Given problem | All the data must come back unchanged, except that pictures are left out.

╭──

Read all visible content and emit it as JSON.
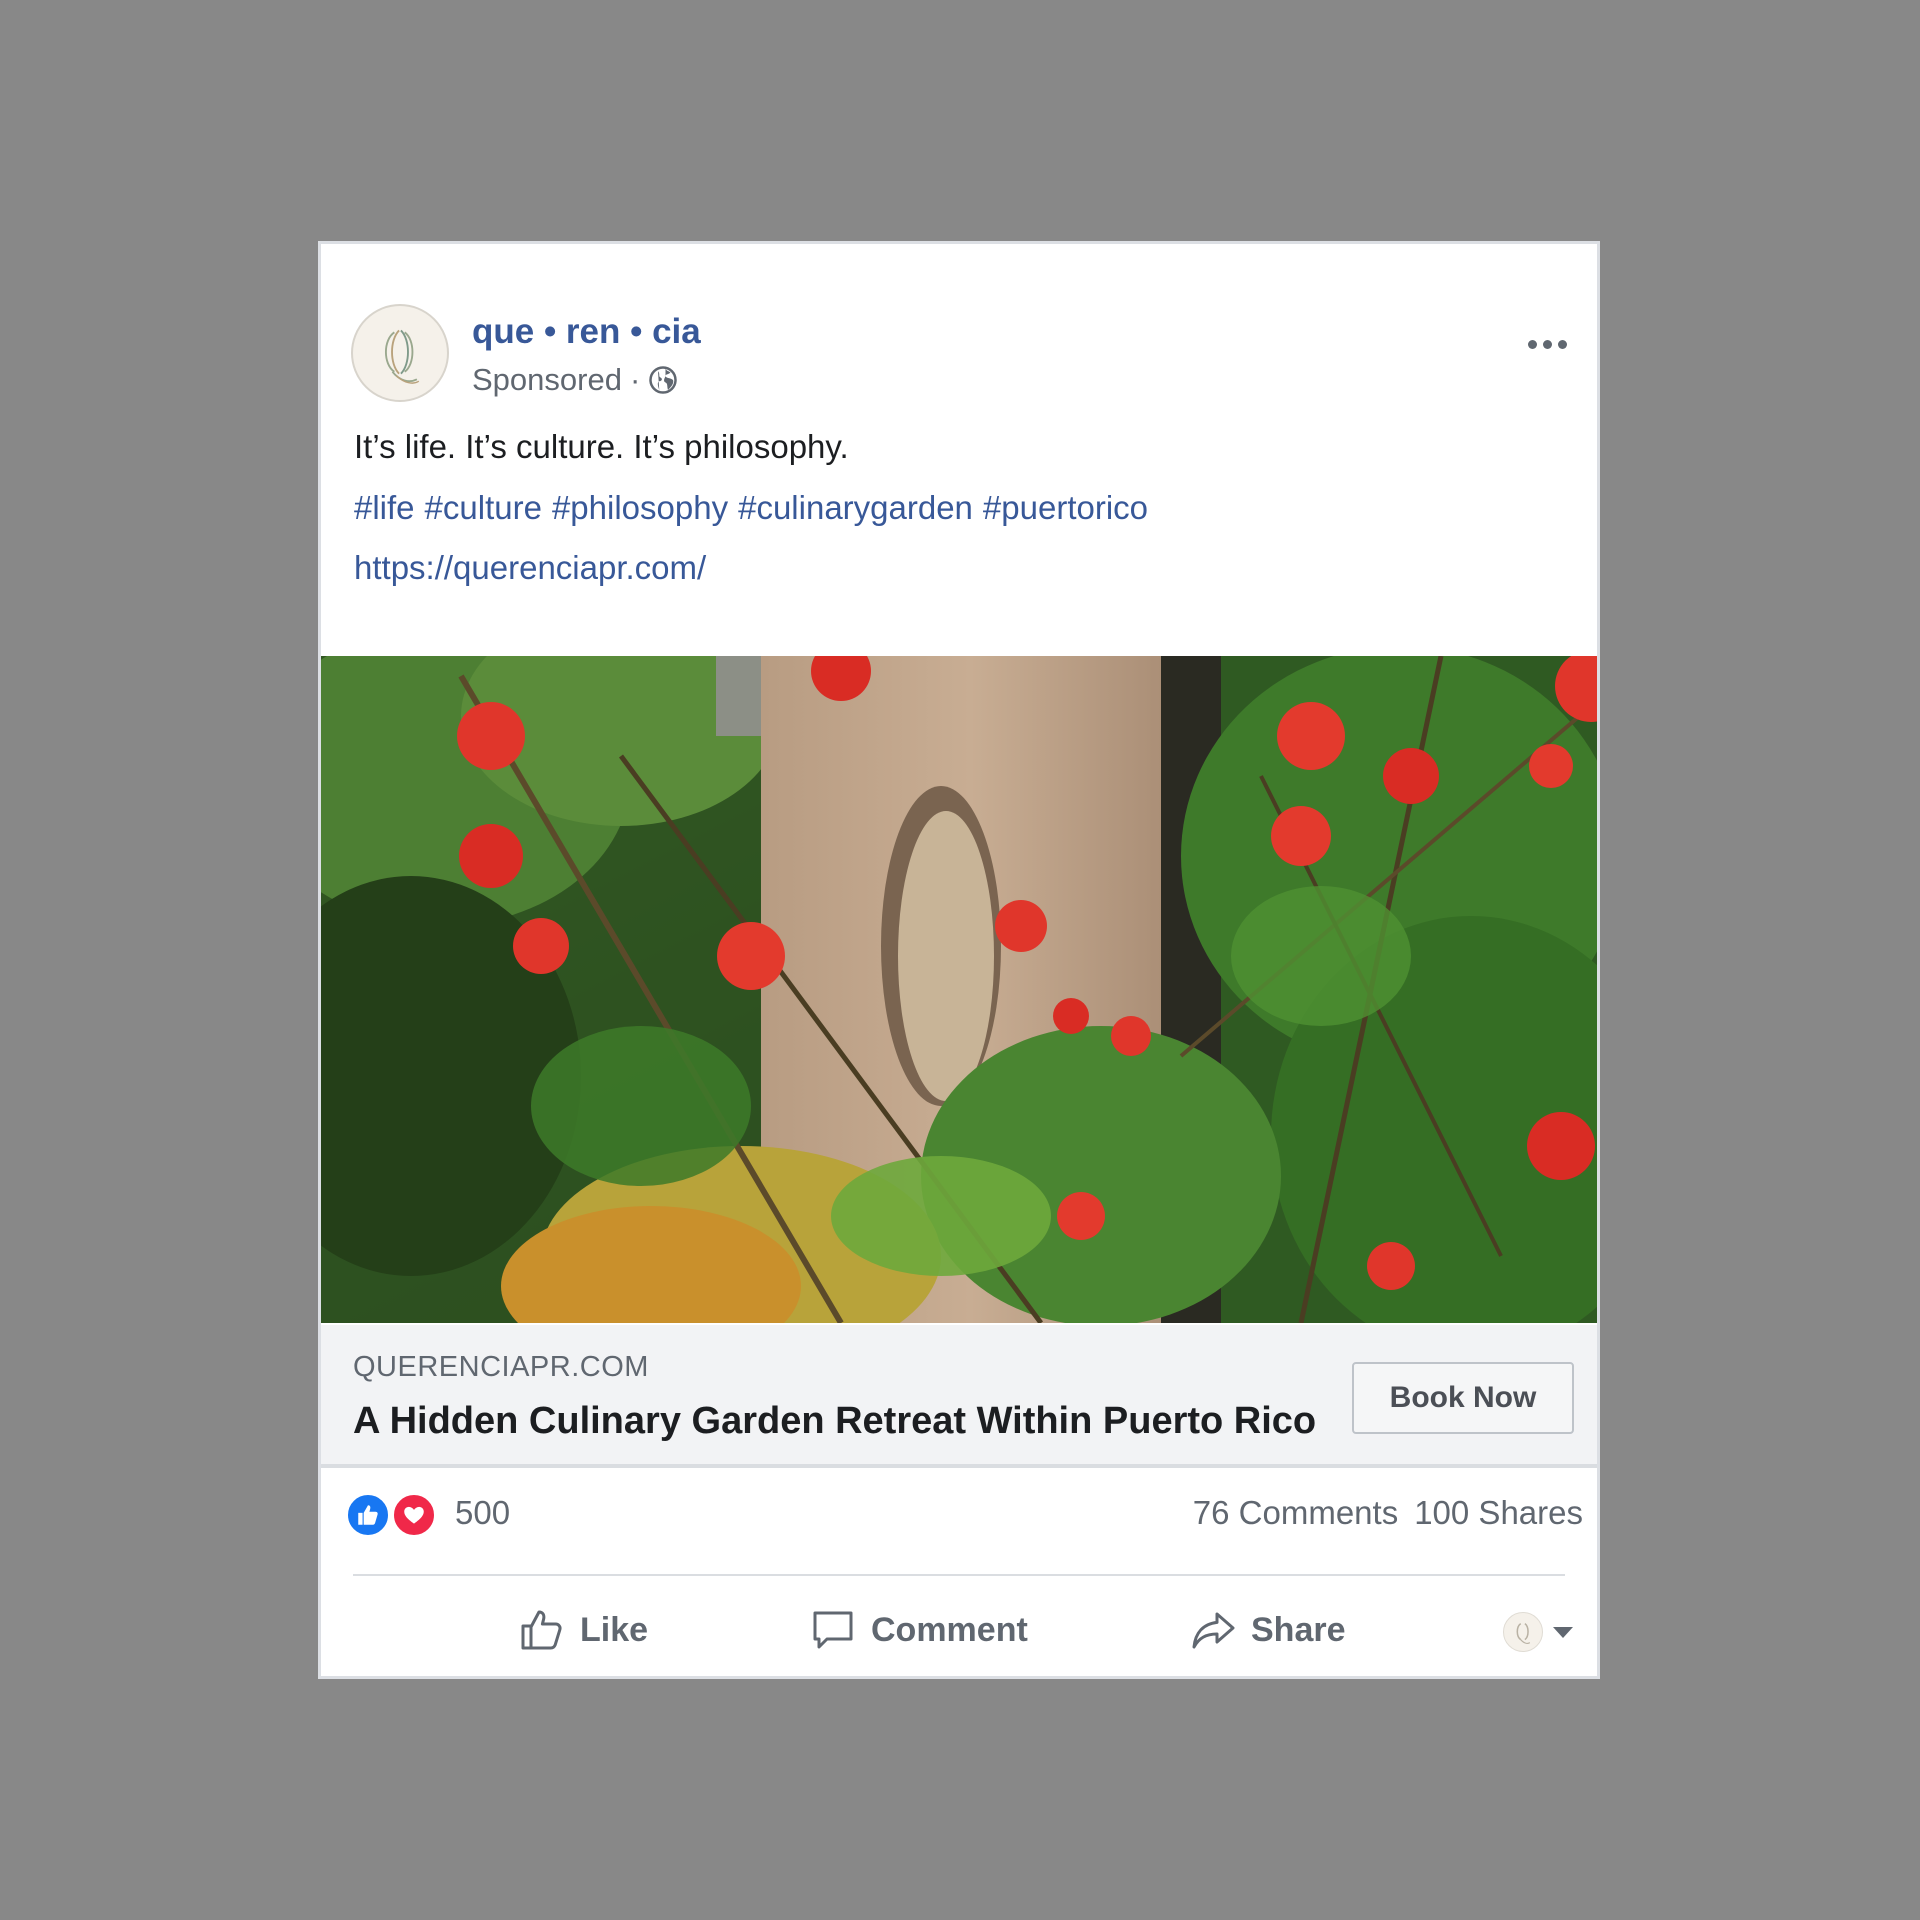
{
  "post": {
    "page_name": "que • ren • cia",
    "sponsored_label": "Sponsored",
    "meta_separator": "·",
    "audience_icon": "globe-icon",
    "more_icon": "more-options-icon",
    "caption": "It’s life. It’s culture. It’s philosophy.",
    "hashtags": [
      "#life",
      "#culture",
      "#philosophy",
      "#culinarygarden",
      "#puertorico"
    ],
    "url": "https://querenciapr.com/"
  },
  "link_preview": {
    "domain": "QUERENCIAPR.COM",
    "headline": "A Hidden Culinary Garden Retreat Within Puerto Rico",
    "cta_label": "Book Now"
  },
  "engagement": {
    "reaction_types": [
      "like",
      "love"
    ],
    "reaction_count": "500",
    "comments": "76 Comments",
    "shares": "100 Shares"
  },
  "actions": {
    "like": "Like",
    "comment": "Comment",
    "share": "Share"
  },
  "colors": {
    "link_blue": "#385898",
    "like_blue": "#1877f2",
    "love_red": "#f02849",
    "text_gray": "#606770",
    "text_dark": "#1c1e21",
    "background": "#888888"
  }
}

╰──

Solution to the exercise |
Read all visible content and emit it as JSON.
{
  "post": {
    "page_name": "que • ren • cia",
    "sponsored_label": "Sponsored",
    "meta_separator": "·",
    "audience_icon": "globe-icon",
    "more_icon": "more-options-icon",
    "caption": "It’s life. It’s culture. It’s philosophy.",
    "hashtags": [
      "#life",
      "#culture",
      "#philosophy",
      "#culinarygarden",
      "#puertorico"
    ],
    "url": "https://querenciapr.com/"
  },
  "link_preview": {
    "domain": "QUERENCIAPR.COM",
    "headline": "A Hidden Culinary Garden Retreat Within Puerto Rico",
    "cta_label": "Book Now"
  },
  "engagement": {
    "reaction_types": [
      "like",
      "love"
    ],
    "reaction_count": "500",
    "comments": "76 Comments",
    "shares": "100 Shares"
  },
  "actions": {
    "like": "Like",
    "comment": "Comment",
    "share": "Share"
  },
  "colors": {
    "link_blue": "#385898",
    "like_blue": "#1877f2",
    "love_red": "#f02849",
    "text_gray": "#606770",
    "text_dark": "#1c1e21",
    "background": "#888888"
  }
}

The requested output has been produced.